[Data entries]
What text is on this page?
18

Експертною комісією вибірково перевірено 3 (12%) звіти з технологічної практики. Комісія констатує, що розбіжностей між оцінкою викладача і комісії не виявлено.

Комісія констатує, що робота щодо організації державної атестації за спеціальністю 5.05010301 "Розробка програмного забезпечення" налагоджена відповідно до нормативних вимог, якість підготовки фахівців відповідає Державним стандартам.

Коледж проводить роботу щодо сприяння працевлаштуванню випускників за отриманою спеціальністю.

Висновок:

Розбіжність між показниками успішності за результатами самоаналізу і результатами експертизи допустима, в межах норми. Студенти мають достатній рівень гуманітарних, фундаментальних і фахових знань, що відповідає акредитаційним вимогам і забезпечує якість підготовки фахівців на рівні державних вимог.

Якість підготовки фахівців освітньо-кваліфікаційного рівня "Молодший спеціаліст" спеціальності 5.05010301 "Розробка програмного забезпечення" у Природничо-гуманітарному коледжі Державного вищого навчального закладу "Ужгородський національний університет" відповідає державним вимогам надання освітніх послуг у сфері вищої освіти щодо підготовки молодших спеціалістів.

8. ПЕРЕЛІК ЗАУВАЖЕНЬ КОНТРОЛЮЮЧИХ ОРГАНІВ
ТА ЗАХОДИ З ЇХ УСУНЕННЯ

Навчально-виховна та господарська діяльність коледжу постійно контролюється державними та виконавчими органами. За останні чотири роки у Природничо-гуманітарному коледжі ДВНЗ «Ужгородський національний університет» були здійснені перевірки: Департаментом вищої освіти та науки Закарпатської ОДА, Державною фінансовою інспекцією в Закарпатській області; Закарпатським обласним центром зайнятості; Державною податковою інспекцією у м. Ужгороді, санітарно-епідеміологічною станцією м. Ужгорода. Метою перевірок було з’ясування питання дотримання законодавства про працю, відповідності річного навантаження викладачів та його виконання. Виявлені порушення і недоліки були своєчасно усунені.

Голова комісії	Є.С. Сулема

Goal »
Gather up the lines containing the word "спеціальністю" from these records and copy them.

Output »
Комісія констатує, що робота щодо організації державної атестації за спеціальністю 5.05010301 "Розробка програмного забезпечення" налагоджена відповідно до нормативних вимог, якість підготовки фахівців відповідає Державним стандартам.
Коледж проводить роботу щодо сприяння працевлаштуванню випускників за отриманою спеціальністю.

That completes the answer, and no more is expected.